REQUIREMENTS: Print every entry word for word, but omit the pictures.

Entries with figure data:
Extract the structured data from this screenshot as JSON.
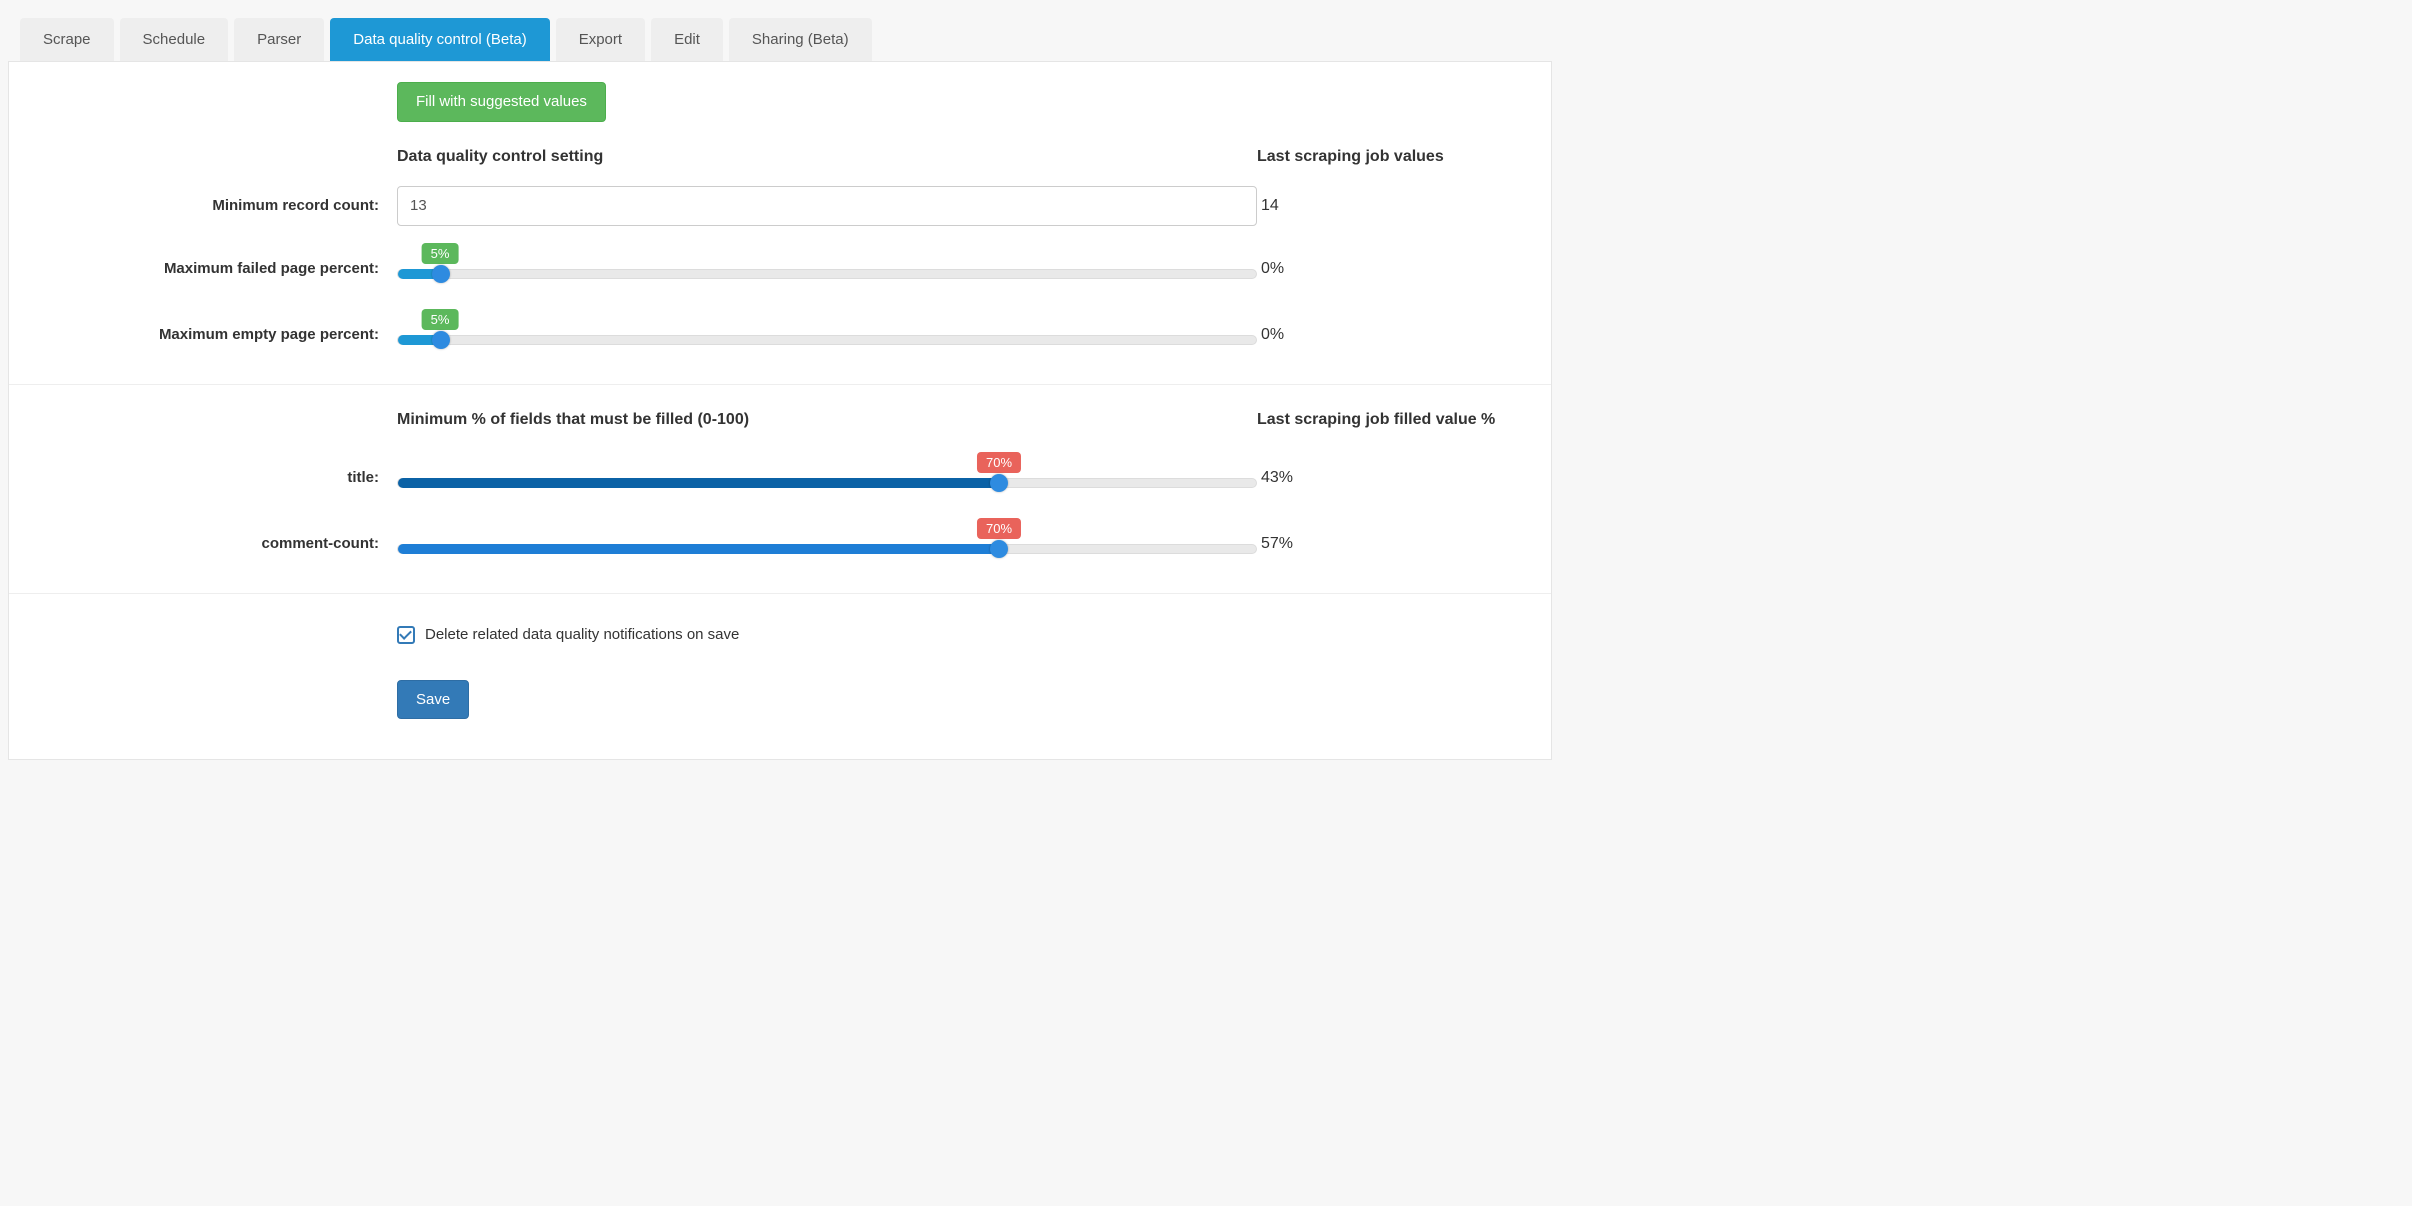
{
  "tabs": [
    {
      "label": "Scrape",
      "active": false
    },
    {
      "label": "Schedule",
      "active": false
    },
    {
      "label": "Parser",
      "active": false
    },
    {
      "label": "Data quality control (Beta)",
      "active": true
    },
    {
      "label": "Export",
      "active": false
    },
    {
      "label": "Edit",
      "active": false
    },
    {
      "label": "Sharing (Beta)",
      "active": false
    }
  ],
  "buttons": {
    "fill_suggested": "Fill with suggested values",
    "save": "Save"
  },
  "headers": {
    "main_setting": "Data quality control setting",
    "last_values": "Last scraping job values",
    "min_percent_fields": "Minimum % of fields that must be filled (0-100)",
    "last_filled_percent": "Last scraping job filled value %"
  },
  "settings": {
    "min_record_count": {
      "label": "Minimum record count:",
      "value": "13",
      "last": "14"
    },
    "max_failed_page": {
      "label": "Maximum failed page percent:",
      "value": 5,
      "tooltip": "5%",
      "last": "0%",
      "fill_color": "#1e98d5",
      "track_fill_dark": "#0b62a6",
      "tooltip_bg": "#5cb85c"
    },
    "max_empty_page": {
      "label": "Maximum empty page percent:",
      "value": 5,
      "tooltip": "5%",
      "last": "0%",
      "fill_color": "#1e98d5",
      "track_fill_dark": "#0b62a6",
      "tooltip_bg": "#5cb85c"
    }
  },
  "fields": [
    {
      "label": "title:",
      "value": 70,
      "tooltip": "70%",
      "last": "43%",
      "fill_color": "#0b62a6",
      "handle_color": "#2e8be0",
      "tooltip_bg": "#e9635b"
    },
    {
      "label": "comment-count:",
      "value": 70,
      "tooltip": "70%",
      "last": "57%",
      "fill_color": "#1e7ed6",
      "handle_color": "#2e8be0",
      "tooltip_bg": "#e9635b"
    }
  ],
  "checkbox": {
    "label": "Delete related data quality notifications on save",
    "checked": true
  },
  "colors": {
    "tab_active_bg": "#1e98d5",
    "tab_inactive_bg": "#eeeeee",
    "btn_green": "#5cb85c",
    "btn_blue": "#337ab7",
    "slider_track": "#e9e9e9",
    "slider_handle": "#2e8be0"
  }
}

OUTPUT FOR THIS EXERCISE:
Extract the structured data from this screenshot as JSON.
{
  "tabs": [
    {
      "label": "Scrape",
      "active": false
    },
    {
      "label": "Schedule",
      "active": false
    },
    {
      "label": "Parser",
      "active": false
    },
    {
      "label": "Data quality control (Beta)",
      "active": true
    },
    {
      "label": "Export",
      "active": false
    },
    {
      "label": "Edit",
      "active": false
    },
    {
      "label": "Sharing (Beta)",
      "active": false
    }
  ],
  "buttons": {
    "fill_suggested": "Fill with suggested values",
    "save": "Save"
  },
  "headers": {
    "main_setting": "Data quality control setting",
    "last_values": "Last scraping job values",
    "min_percent_fields": "Minimum % of fields that must be filled (0-100)",
    "last_filled_percent": "Last scraping job filled value %"
  },
  "settings": {
    "min_record_count": {
      "label": "Minimum record count:",
      "value": "13",
      "last": "14"
    },
    "max_failed_page": {
      "label": "Maximum failed page percent:",
      "value": 5,
      "tooltip": "5%",
      "last": "0%",
      "fill_color": "#1e98d5",
      "track_fill_dark": "#0b62a6",
      "tooltip_bg": "#5cb85c"
    },
    "max_empty_page": {
      "label": "Maximum empty page percent:",
      "value": 5,
      "tooltip": "5%",
      "last": "0%",
      "fill_color": "#1e98d5",
      "track_fill_dark": "#0b62a6",
      "tooltip_bg": "#5cb85c"
    }
  },
  "fields": [
    {
      "label": "title:",
      "value": 70,
      "tooltip": "70%",
      "last": "43%",
      "fill_color": "#0b62a6",
      "handle_color": "#2e8be0",
      "tooltip_bg": "#e9635b"
    },
    {
      "label": "comment-count:",
      "value": 70,
      "tooltip": "70%",
      "last": "57%",
      "fill_color": "#1e7ed6",
      "handle_color": "#2e8be0",
      "tooltip_bg": "#e9635b"
    }
  ],
  "checkbox": {
    "label": "Delete related data quality notifications on save",
    "checked": true
  },
  "colors": {
    "tab_active_bg": "#1e98d5",
    "tab_inactive_bg": "#eeeeee",
    "btn_green": "#5cb85c",
    "btn_blue": "#337ab7",
    "slider_track": "#e9e9e9",
    "slider_handle": "#2e8be0"
  }
}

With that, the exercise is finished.